• **PROBLEM REQUIREMENTS**
Copy out all lines that hold "Access".

• **RECORDED INFORMATION**
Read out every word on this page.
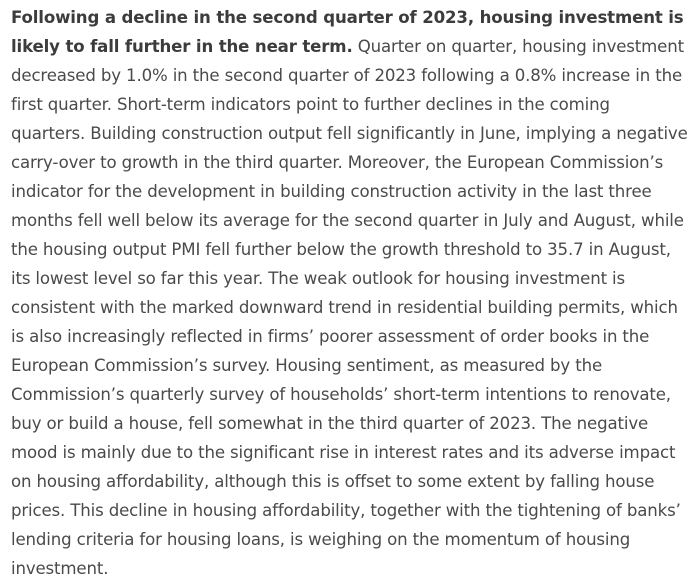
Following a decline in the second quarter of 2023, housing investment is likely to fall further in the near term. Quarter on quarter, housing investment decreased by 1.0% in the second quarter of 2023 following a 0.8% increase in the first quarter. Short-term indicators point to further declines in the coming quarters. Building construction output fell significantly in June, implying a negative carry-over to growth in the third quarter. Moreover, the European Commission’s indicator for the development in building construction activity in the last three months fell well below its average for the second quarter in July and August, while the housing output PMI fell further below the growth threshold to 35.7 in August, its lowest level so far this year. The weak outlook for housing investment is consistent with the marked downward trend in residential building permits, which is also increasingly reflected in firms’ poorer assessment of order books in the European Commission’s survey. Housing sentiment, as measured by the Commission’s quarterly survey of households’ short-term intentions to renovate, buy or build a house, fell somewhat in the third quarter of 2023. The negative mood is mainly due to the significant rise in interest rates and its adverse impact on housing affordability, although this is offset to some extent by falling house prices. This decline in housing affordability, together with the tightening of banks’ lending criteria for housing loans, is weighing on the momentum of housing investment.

---

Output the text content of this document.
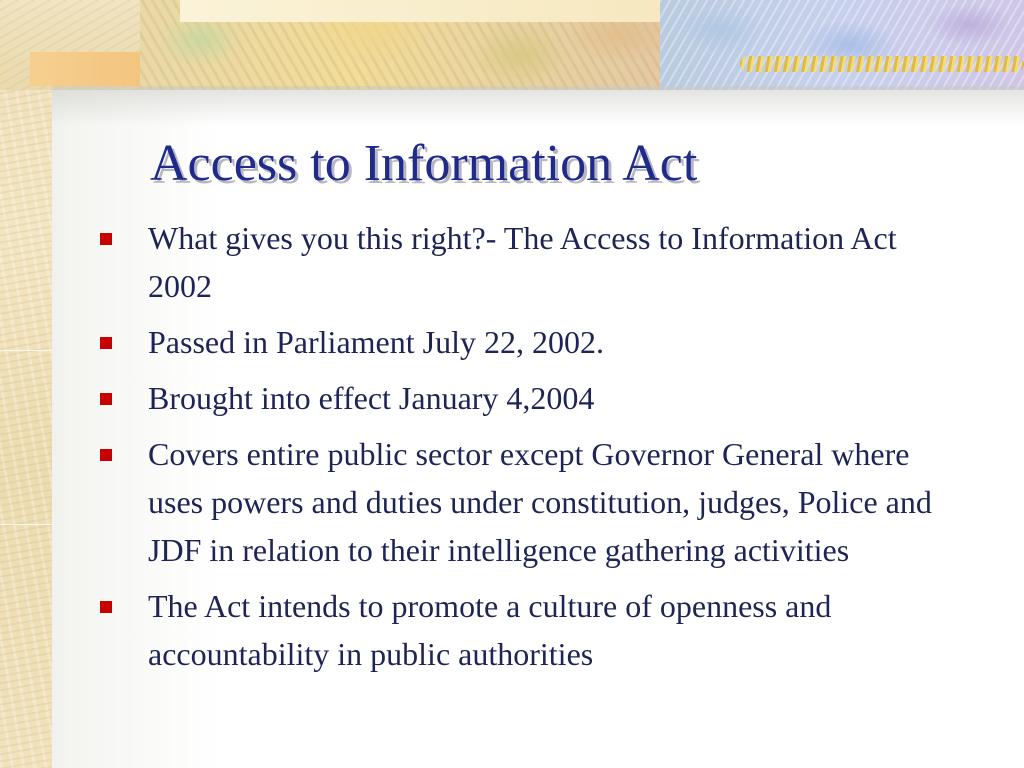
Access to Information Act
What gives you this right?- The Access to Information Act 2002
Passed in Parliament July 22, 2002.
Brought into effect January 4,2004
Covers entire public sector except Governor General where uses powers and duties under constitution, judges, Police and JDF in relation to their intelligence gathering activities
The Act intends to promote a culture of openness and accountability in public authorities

• **EXERCISE RESULT**
Access to Information Act
What gives you this right?- The Access to Information Act 2002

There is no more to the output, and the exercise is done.